• **Stored data entries**
____
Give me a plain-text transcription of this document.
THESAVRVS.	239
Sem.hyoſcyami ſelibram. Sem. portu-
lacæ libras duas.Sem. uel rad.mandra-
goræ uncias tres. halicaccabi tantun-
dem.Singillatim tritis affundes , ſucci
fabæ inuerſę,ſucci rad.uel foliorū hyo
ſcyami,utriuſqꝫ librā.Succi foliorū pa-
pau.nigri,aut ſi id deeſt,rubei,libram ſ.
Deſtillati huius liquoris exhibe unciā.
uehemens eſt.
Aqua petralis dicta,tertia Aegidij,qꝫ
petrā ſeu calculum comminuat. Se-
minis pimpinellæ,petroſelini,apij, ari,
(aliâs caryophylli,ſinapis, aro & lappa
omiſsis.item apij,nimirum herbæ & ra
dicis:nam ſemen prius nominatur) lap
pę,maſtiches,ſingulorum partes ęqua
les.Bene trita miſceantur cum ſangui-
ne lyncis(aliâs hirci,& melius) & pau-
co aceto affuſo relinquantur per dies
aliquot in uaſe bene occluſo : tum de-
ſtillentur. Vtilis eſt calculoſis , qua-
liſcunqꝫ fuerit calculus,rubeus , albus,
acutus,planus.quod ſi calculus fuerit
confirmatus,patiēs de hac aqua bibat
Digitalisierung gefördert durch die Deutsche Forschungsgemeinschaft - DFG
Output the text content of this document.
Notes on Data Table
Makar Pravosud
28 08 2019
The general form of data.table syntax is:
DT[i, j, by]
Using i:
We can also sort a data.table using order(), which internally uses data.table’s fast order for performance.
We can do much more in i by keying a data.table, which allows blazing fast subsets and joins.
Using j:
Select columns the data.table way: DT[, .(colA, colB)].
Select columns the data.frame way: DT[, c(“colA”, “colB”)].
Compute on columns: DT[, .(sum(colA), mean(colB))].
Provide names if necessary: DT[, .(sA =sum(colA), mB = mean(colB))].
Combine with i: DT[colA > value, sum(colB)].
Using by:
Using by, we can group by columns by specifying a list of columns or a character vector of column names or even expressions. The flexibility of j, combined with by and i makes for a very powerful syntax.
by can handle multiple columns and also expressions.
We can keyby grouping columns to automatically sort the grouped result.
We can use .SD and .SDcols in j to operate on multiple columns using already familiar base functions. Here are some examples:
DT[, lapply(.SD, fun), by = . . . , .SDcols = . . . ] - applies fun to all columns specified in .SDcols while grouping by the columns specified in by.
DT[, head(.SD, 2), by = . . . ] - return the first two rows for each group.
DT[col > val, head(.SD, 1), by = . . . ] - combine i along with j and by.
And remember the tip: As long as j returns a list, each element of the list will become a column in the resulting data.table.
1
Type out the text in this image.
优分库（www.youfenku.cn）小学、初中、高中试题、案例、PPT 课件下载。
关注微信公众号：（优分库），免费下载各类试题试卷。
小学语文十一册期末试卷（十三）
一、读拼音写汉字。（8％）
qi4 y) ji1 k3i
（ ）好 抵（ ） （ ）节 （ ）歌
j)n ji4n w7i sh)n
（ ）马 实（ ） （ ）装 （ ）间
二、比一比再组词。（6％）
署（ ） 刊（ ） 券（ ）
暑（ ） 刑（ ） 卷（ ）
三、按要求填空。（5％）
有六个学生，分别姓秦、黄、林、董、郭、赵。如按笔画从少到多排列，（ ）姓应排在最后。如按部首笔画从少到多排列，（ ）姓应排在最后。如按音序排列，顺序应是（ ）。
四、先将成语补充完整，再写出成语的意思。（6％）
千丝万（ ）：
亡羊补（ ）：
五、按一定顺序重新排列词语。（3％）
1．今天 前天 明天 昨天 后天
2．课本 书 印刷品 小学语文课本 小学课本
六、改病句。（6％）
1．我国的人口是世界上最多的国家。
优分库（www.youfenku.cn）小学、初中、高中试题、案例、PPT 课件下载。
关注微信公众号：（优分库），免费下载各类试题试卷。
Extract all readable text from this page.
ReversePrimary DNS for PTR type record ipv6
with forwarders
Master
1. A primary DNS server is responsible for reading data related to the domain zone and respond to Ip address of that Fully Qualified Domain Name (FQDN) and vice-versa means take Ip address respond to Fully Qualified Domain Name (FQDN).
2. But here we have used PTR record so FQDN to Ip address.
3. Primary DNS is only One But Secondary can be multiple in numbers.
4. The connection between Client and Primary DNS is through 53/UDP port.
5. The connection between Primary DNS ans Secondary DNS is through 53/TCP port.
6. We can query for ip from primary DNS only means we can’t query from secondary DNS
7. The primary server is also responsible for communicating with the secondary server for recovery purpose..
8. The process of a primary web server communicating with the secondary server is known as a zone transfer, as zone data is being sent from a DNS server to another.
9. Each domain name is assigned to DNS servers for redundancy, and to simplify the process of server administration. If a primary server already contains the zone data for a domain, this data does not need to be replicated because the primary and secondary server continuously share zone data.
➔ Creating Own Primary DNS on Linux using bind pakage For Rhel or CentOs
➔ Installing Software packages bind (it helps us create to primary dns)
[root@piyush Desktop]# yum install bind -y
____
• **Exercise goal**
In the entries above, identify every line with the string "calculus".

• **Written response**
liſcunqꝫ fuerit calculus,rubeus , albus,
acutus,planus.quod ſi calculus fuerit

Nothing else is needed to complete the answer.